### The data
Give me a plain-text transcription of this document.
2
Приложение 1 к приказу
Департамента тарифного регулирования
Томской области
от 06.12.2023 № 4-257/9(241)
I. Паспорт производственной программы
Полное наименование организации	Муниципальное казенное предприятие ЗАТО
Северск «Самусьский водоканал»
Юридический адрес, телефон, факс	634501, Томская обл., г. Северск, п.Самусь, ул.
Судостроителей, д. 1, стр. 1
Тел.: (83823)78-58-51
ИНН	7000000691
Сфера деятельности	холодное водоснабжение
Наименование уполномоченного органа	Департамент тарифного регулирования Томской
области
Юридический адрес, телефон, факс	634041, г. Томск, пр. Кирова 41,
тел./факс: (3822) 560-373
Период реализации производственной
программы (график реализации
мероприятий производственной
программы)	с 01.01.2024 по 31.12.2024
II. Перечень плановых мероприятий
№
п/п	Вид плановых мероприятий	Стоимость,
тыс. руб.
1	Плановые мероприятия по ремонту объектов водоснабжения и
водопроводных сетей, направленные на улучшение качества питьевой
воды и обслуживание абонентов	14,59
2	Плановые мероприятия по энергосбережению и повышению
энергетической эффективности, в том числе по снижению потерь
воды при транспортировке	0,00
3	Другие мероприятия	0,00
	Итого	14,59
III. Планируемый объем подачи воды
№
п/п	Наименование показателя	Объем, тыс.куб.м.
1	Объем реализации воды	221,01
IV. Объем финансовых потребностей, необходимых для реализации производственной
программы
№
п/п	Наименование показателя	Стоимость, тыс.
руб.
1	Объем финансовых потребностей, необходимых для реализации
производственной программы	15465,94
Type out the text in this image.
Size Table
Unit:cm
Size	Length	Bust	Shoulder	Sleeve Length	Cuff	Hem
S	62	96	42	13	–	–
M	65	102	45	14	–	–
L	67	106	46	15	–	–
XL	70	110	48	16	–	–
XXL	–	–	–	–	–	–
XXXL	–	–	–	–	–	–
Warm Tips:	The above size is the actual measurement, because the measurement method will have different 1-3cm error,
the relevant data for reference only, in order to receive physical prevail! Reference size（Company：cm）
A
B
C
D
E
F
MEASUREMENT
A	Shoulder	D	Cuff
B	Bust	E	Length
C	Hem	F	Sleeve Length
######
Show every line above in which the word "Length" occurs.

Task result:
Size	Length	Bust	Shoulder	Sleeve Length	Cuff	Hem
B	Bust	E	Length
C	Hem	F	Sleeve Length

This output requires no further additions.